> [EXERCISE GOAL]
Identify the lines that contain the word "name", then copy them.

> [DATASET ROWS]

· · ·

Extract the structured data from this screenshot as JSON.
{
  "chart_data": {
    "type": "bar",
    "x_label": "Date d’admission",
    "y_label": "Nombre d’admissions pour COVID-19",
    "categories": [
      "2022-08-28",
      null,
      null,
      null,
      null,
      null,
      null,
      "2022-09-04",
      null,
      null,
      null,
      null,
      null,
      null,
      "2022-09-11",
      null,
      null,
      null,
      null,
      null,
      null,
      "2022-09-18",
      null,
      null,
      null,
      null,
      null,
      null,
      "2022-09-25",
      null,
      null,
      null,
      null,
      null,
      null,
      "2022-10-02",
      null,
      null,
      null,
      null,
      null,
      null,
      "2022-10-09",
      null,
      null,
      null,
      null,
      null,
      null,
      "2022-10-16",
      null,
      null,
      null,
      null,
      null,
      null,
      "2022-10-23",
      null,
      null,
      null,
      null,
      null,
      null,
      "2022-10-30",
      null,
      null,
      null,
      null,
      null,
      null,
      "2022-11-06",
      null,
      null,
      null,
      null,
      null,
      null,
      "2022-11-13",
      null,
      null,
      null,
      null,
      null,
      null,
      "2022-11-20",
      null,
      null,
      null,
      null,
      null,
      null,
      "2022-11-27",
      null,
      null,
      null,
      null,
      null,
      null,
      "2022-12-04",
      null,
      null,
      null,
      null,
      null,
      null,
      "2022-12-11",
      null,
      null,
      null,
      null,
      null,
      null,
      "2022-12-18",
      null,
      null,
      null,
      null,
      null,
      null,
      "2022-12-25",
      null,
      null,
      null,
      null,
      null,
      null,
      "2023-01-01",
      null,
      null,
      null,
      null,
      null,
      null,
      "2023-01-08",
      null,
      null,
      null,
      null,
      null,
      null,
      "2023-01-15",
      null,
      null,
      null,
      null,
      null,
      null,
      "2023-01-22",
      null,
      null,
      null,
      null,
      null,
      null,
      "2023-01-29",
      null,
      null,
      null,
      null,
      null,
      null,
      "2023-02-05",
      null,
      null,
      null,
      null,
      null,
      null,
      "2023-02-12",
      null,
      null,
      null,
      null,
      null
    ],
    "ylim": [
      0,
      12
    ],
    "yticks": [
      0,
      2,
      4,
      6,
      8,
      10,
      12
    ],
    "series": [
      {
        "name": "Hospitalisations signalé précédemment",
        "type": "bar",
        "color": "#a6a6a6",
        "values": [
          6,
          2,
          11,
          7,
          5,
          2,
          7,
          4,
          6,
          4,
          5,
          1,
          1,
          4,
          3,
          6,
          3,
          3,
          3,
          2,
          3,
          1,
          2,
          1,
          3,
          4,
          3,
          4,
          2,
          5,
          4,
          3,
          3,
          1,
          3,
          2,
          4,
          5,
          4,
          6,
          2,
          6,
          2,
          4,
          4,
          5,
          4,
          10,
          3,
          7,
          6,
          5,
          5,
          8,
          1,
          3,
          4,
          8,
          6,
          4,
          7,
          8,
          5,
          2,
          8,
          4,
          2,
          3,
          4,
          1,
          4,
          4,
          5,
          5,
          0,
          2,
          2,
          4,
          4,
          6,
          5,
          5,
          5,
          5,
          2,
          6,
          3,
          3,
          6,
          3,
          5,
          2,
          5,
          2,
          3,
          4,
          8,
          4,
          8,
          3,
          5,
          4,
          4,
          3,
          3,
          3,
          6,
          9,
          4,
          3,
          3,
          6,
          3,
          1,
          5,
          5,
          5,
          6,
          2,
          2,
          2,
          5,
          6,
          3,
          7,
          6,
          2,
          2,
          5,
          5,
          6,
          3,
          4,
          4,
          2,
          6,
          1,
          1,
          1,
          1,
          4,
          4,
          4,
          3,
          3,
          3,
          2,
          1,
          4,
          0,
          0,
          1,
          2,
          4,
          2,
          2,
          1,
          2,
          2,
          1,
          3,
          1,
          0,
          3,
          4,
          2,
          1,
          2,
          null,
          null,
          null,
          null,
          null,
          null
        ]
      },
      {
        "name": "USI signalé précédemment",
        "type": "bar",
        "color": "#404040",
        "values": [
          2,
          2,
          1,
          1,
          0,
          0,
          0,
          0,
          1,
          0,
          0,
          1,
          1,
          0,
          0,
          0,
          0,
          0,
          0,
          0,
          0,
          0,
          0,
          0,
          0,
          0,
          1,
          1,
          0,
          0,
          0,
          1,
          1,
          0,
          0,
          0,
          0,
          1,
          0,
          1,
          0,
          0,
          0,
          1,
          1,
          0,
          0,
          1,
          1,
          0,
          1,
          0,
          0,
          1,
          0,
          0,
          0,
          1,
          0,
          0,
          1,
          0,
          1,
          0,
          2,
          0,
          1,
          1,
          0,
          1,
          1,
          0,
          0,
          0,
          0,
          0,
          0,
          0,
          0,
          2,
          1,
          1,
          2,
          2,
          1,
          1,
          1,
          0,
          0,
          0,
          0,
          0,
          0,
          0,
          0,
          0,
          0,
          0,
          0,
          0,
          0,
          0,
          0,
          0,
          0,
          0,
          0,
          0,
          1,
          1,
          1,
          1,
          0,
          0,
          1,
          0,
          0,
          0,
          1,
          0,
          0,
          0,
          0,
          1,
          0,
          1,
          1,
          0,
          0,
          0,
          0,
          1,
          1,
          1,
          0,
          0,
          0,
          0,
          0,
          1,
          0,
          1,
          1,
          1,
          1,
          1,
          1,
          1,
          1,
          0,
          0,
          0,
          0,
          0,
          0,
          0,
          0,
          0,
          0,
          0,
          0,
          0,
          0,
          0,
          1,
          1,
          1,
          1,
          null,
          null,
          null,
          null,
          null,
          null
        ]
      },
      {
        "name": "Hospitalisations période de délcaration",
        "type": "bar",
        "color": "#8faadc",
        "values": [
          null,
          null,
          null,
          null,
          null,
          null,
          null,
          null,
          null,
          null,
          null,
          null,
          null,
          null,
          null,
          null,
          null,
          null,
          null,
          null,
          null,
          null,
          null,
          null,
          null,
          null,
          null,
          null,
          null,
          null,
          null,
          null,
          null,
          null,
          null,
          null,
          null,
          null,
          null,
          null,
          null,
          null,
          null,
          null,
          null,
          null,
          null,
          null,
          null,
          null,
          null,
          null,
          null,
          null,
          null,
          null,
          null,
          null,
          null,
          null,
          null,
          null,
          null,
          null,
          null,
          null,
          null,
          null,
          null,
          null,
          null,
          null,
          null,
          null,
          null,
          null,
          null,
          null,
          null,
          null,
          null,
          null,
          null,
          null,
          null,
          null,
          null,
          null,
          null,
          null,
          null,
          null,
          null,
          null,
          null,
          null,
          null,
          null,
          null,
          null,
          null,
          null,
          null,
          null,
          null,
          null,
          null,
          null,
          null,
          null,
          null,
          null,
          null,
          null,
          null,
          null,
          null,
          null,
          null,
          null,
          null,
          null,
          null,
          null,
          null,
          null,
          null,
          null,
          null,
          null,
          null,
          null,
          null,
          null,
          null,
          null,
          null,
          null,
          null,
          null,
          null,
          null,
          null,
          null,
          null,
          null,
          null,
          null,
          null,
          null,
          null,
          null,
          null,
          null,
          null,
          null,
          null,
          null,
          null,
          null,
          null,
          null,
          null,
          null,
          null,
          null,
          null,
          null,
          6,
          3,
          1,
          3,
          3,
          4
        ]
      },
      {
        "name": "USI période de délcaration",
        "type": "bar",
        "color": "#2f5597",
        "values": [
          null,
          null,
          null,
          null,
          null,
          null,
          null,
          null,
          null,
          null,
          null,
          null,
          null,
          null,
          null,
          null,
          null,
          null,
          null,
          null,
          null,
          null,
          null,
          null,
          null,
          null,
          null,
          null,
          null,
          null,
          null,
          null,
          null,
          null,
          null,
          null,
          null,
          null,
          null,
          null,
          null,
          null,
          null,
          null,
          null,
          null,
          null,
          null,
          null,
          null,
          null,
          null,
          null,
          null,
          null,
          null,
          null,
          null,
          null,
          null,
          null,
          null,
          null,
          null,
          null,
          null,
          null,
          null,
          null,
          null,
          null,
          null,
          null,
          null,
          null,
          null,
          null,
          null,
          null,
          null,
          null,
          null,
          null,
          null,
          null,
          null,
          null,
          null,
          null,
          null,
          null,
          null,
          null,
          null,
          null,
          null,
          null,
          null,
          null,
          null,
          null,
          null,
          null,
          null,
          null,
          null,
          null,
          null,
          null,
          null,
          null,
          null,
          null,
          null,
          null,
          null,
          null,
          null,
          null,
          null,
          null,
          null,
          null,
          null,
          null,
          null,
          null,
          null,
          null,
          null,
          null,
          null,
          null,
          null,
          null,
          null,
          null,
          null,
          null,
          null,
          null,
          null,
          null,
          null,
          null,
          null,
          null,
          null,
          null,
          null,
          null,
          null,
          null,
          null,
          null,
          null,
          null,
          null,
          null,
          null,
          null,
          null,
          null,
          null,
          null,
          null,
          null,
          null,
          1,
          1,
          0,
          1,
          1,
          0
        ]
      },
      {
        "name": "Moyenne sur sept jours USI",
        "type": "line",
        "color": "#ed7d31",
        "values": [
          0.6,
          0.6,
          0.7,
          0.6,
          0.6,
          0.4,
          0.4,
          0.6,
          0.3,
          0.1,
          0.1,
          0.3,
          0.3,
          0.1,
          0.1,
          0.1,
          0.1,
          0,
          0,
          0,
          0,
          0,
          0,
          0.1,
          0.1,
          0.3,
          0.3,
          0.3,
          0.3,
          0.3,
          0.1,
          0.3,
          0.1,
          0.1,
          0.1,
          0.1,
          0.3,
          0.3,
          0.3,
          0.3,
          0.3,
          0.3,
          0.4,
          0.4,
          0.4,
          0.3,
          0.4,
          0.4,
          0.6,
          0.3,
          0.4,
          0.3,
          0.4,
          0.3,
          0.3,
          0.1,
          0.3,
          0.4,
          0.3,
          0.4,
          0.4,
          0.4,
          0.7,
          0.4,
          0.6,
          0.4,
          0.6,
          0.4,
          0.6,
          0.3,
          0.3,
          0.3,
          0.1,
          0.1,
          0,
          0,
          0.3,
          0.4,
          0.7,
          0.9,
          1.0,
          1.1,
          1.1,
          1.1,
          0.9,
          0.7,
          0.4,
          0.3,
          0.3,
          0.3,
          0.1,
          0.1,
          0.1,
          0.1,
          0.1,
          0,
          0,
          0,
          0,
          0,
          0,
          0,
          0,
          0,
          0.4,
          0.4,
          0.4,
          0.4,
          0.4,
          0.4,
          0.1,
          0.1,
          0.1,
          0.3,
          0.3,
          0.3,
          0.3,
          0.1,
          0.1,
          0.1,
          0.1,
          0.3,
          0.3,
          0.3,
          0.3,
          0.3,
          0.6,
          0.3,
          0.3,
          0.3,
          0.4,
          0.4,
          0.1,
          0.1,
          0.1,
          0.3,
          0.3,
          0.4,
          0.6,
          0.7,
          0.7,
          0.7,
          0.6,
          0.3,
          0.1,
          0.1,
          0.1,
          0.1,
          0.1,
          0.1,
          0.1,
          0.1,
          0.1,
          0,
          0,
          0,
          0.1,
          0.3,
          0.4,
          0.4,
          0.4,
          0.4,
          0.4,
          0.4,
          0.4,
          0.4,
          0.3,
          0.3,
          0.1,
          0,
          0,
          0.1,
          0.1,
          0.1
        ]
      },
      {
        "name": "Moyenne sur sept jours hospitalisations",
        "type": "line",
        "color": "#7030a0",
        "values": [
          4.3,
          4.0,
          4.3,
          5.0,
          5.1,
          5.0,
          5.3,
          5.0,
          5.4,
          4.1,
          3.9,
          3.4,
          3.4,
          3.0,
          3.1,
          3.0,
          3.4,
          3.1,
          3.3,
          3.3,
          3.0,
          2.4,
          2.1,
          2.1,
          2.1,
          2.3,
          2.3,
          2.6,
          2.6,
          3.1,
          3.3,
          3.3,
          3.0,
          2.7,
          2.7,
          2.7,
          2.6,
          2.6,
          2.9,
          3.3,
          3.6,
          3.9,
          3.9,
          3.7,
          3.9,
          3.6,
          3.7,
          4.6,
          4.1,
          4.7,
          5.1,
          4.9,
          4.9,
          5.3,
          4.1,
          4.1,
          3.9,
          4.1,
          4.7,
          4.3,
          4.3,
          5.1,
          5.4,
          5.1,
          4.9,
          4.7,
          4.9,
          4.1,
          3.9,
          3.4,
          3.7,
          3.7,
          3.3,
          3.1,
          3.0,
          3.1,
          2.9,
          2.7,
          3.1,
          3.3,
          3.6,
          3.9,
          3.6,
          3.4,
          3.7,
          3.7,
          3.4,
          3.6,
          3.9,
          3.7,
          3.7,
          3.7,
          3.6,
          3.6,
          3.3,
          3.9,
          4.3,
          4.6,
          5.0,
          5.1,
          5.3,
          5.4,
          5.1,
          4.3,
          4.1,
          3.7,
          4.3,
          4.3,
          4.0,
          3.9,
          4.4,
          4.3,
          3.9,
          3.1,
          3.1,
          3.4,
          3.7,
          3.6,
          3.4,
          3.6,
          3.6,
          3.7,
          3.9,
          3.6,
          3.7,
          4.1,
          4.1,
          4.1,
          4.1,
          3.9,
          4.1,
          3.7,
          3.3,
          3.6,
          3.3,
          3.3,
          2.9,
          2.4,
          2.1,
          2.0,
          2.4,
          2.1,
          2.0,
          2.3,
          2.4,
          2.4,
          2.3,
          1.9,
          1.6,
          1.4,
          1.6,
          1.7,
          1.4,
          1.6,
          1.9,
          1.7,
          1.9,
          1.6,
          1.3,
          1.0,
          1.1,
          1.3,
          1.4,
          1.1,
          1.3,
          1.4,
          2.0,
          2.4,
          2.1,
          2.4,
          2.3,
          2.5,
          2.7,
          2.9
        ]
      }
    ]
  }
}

· · ·

> [TASK ANSWER]
        "name": "Hospitalisations signalé précédemment",
        "name": "USI signalé précédemment",
        "name": "Hospitalisations période de délcaration",
        "name": "USI période de délcaration",
        "name": "Moyenne sur sept jours USI",
        "name": "Moyenne sur sept jours hospitalisations",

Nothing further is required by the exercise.